Your task:
Scan the entries below and extract each line with the word "screenshot" in it.

Input records:
>>>

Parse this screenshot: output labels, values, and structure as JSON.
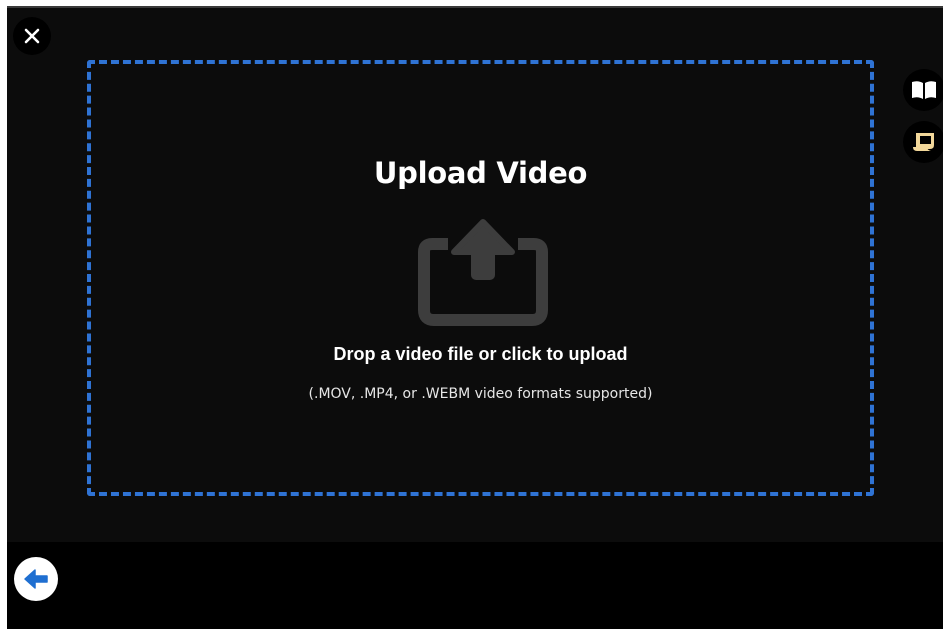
{
  "upload": {
    "title": "Upload Video",
    "instruction": "Drop a video file or click to upload",
    "formats": "(.MOV, .MP4, or .WEBM video formats supported)"
  },
  "icons": {
    "close": "close-icon",
    "upload": "upload-icon",
    "book": "book-icon",
    "note": "note-icon",
    "back": "back-arrow-icon"
  },
  "colors": {
    "background": "#0c0c0c",
    "dropzone_border": "#2f73d4",
    "upload_icon": "#3d3d3d",
    "note_icon": "#f2d79a",
    "back_arrow": "#1f6fd1"
  }
}
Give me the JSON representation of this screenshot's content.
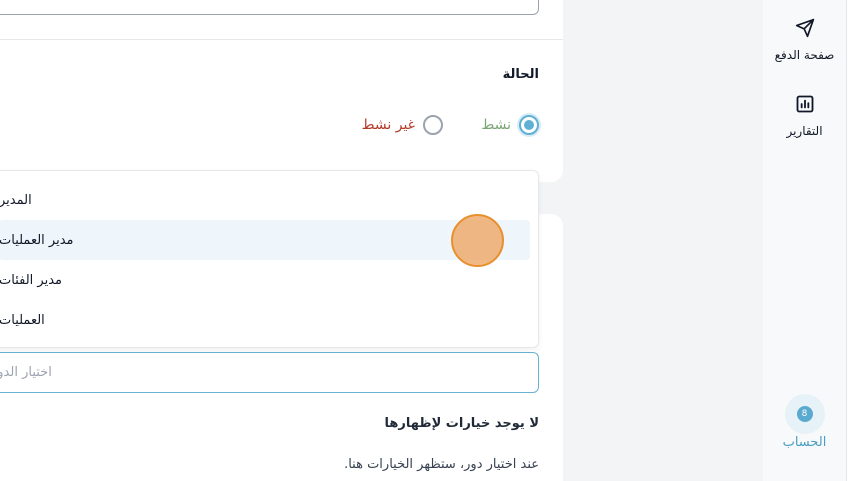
{
  "sidebar": {
    "items": [
      {
        "label": "صفحة الدفع",
        "icon": "send-icon"
      },
      {
        "label": "التقارير",
        "icon": "bar-chart-icon"
      }
    ],
    "account": {
      "label": "الحساب",
      "avatar_text": "8",
      "icon": "avatar-icon"
    }
  },
  "form": {
    "status_label": "الحالة",
    "status_options": [
      {
        "label": "نشط",
        "selected": true
      },
      {
        "label": "غير نشط",
        "selected": false
      }
    ],
    "role_menu": {
      "options": [
        "المدير",
        "مدير العمليات",
        "مدير الفئات",
        "العمليات"
      ],
      "highlighted": "مدير العمليات"
    },
    "role_select_placeholder": "اختيار الدور",
    "no_options_title": "لا يوجد خيارات لإظهارها",
    "no_options_hint": "عند اختيار دور، ستظهر الخيارات هنا."
  },
  "colors": {
    "accent": "#60b0d6",
    "active_text": "#7aa872",
    "inactive_text": "#b23b2a",
    "highlight": "#eef6fb"
  }
}
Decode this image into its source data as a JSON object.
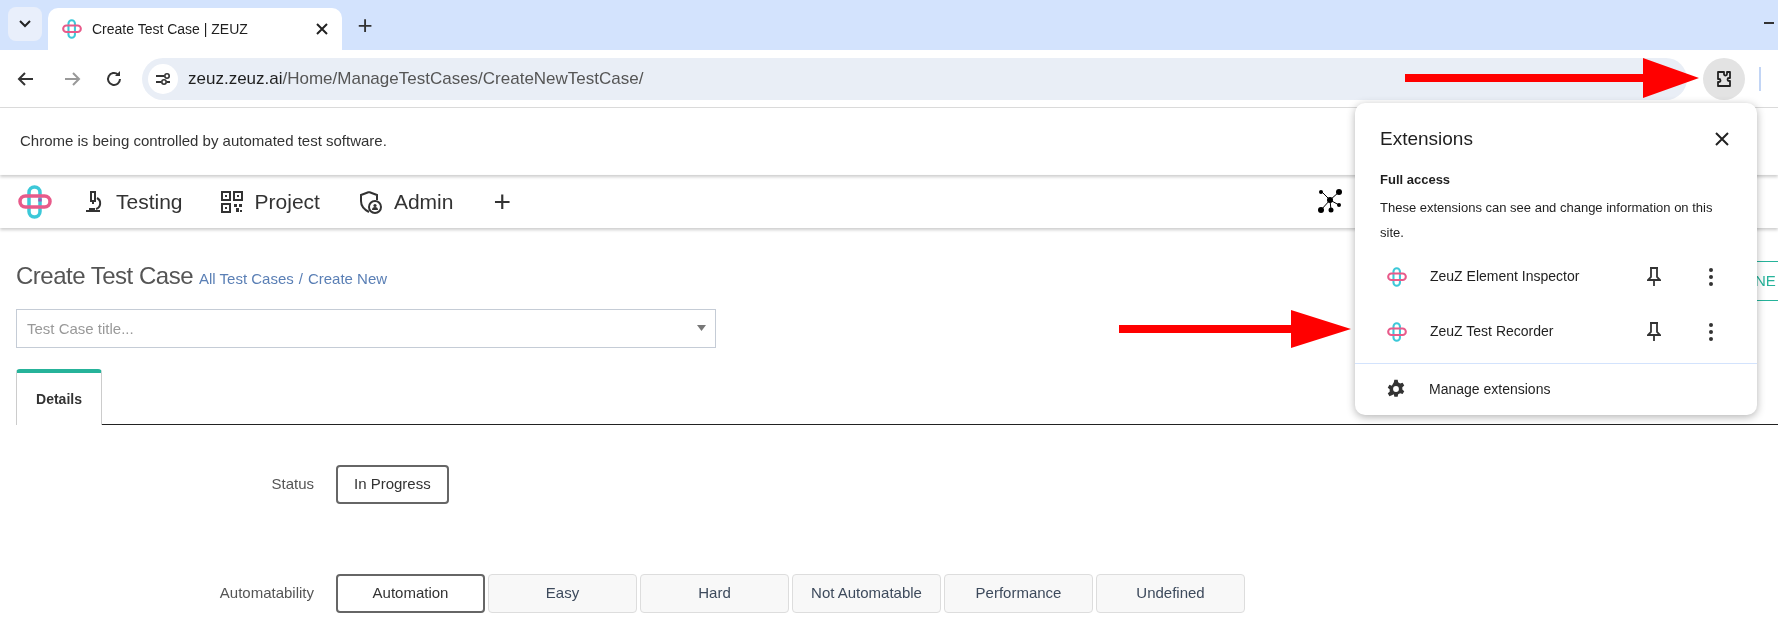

<<<

Finished answer:
Parse this screenshot: output labels, values, and structure as JSON.
Give me the JSON representation of this screenshot's content.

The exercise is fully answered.